>> start Given records

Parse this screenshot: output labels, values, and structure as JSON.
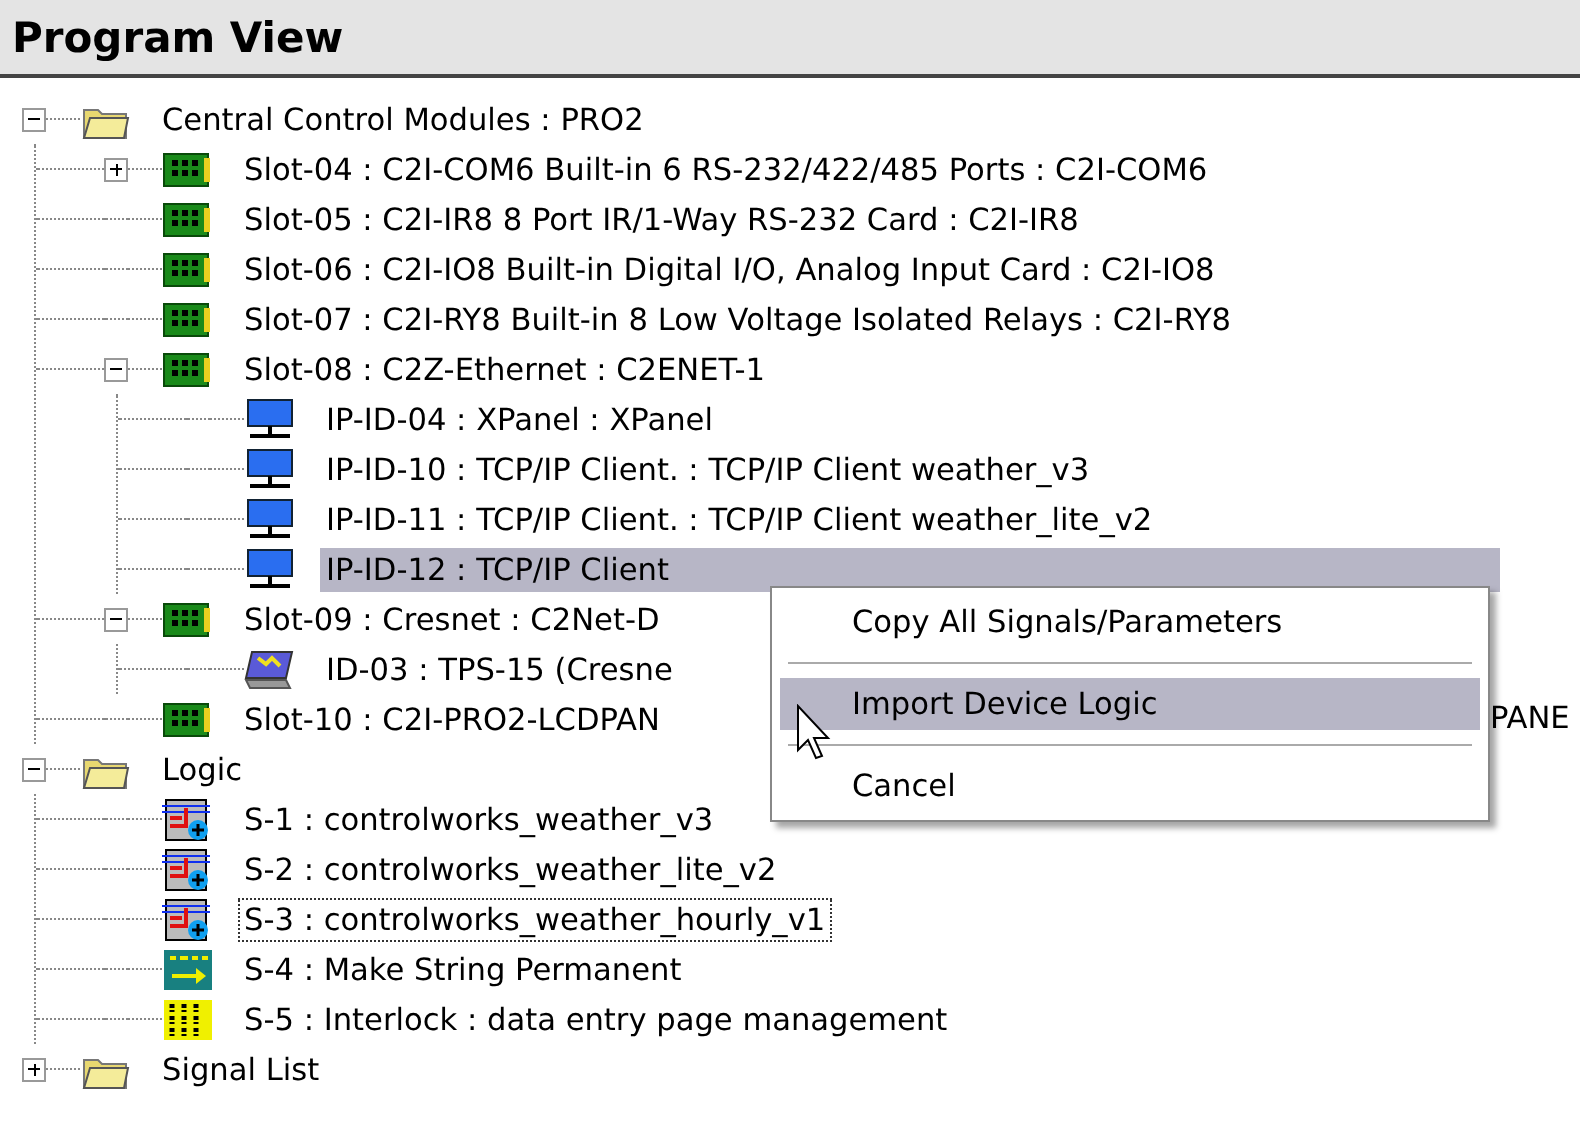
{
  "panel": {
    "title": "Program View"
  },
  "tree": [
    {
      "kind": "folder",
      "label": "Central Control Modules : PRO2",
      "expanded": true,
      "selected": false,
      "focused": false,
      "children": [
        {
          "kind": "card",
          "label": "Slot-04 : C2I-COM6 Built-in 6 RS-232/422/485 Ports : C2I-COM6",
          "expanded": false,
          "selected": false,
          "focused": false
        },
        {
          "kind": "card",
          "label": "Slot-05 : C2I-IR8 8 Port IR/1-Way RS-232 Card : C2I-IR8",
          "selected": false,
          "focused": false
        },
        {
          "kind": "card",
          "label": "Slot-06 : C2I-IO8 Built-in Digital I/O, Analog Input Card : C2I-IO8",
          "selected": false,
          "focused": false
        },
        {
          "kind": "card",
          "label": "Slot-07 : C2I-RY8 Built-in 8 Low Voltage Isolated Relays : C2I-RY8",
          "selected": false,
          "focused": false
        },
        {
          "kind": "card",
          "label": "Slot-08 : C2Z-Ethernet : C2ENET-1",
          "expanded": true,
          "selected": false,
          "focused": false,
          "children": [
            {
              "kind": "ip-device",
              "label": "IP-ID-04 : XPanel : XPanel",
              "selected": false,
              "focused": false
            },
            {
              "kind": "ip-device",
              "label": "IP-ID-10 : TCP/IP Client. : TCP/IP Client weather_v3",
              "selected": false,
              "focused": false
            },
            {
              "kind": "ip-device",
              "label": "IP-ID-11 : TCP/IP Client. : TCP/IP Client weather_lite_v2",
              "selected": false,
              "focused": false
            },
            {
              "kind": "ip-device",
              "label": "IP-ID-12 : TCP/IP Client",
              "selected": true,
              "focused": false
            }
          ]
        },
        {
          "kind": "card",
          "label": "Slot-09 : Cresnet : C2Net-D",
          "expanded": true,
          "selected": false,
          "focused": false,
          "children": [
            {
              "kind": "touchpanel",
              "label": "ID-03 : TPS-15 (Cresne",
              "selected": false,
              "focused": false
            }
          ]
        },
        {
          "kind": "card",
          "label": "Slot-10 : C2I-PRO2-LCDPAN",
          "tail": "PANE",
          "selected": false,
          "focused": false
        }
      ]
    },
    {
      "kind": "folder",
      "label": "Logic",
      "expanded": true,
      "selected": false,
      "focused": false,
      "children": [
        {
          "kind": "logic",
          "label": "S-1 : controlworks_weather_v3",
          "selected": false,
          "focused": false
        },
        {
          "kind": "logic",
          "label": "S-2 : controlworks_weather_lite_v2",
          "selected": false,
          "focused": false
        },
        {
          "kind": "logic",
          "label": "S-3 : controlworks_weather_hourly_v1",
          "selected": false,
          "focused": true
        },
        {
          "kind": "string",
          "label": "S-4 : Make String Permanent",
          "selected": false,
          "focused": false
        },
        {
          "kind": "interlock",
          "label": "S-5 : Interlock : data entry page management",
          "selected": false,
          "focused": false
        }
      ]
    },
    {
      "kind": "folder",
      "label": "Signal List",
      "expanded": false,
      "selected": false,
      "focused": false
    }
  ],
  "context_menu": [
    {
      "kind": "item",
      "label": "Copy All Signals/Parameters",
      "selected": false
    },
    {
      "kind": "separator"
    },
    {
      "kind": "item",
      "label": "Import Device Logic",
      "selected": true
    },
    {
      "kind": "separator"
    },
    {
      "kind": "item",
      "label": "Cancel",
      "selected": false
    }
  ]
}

>> end Given records

Your task =>
Your copy of the data should match it exactly, except that pictures are left out.

Task result =>
Parse this screenshot: output labels, values, and structure as JSON.
{
  "panel": {
    "title": "Program View"
  },
  "tree": [
    {
      "kind": "folder",
      "label": "Central Control Modules : PRO2",
      "expanded": true,
      "selected": false,
      "focused": false,
      "children": [
        {
          "kind": "card",
          "label": "Slot-04 : C2I-COM6 Built-in 6 RS-232/422/485 Ports : C2I-COM6",
          "expanded": false,
          "selected": false,
          "focused": false
        },
        {
          "kind": "card",
          "label": "Slot-05 : C2I-IR8 8 Port IR/1-Way RS-232 Card : C2I-IR8",
          "selected": false,
          "focused": false
        },
        {
          "kind": "card",
          "label": "Slot-06 : C2I-IO8 Built-in Digital I/O, Analog Input Card : C2I-IO8",
          "selected": false,
          "focused": false
        },
        {
          "kind": "card",
          "label": "Slot-07 : C2I-RY8 Built-in 8 Low Voltage Isolated Relays : C2I-RY8",
          "selected": false,
          "focused": false
        },
        {
          "kind": "card",
          "label": "Slot-08 : C2Z-Ethernet : C2ENET-1",
          "expanded": true,
          "selected": false,
          "focused": false,
          "children": [
            {
              "kind": "ip-device",
              "label": "IP-ID-04 : XPanel : XPanel",
              "selected": false,
              "focused": false
            },
            {
              "kind": "ip-device",
              "label": "IP-ID-10 : TCP/IP Client. : TCP/IP Client weather_v3",
              "selected": false,
              "focused": false
            },
            {
              "kind": "ip-device",
              "label": "IP-ID-11 : TCP/IP Client. : TCP/IP Client weather_lite_v2",
              "selected": false,
              "focused": false
            },
            {
              "kind": "ip-device",
              "label": "IP-ID-12 : TCP/IP Client",
              "selected": true,
              "focused": false
            }
          ]
        },
        {
          "kind": "card",
          "label": "Slot-09 : Cresnet : C2Net-D",
          "expanded": true,
          "selected": false,
          "focused": false,
          "children": [
            {
              "kind": "touchpanel",
              "label": "ID-03 : TPS-15 (Cresne",
              "selected": false,
              "focused": false
            }
          ]
        },
        {
          "kind": "card",
          "label": "Slot-10 : C2I-PRO2-LCDPAN",
          "tail": "PANE",
          "selected": false,
          "focused": false
        }
      ]
    },
    {
      "kind": "folder",
      "label": "Logic",
      "expanded": true,
      "selected": false,
      "focused": false,
      "children": [
        {
          "kind": "logic",
          "label": "S-1 : controlworks_weather_v3",
          "selected": false,
          "focused": false
        },
        {
          "kind": "logic",
          "label": "S-2 : controlworks_weather_lite_v2",
          "selected": false,
          "focused": false
        },
        {
          "kind": "logic",
          "label": "S-3 : controlworks_weather_hourly_v1",
          "selected": false,
          "focused": true
        },
        {
          "kind": "string",
          "label": "S-4 : Make String Permanent",
          "selected": false,
          "focused": false
        },
        {
          "kind": "interlock",
          "label": "S-5 : Interlock : data entry page management",
          "selected": false,
          "focused": false
        }
      ]
    },
    {
      "kind": "folder",
      "label": "Signal List",
      "expanded": false,
      "selected": false,
      "focused": false
    }
  ],
  "context_menu": [
    {
      "kind": "item",
      "label": "Copy All Signals/Parameters",
      "selected": false
    },
    {
      "kind": "separator"
    },
    {
      "kind": "item",
      "label": "Import Device Logic",
      "selected": true
    },
    {
      "kind": "separator"
    },
    {
      "kind": "item",
      "label": "Cancel",
      "selected": false
    }
  ]
}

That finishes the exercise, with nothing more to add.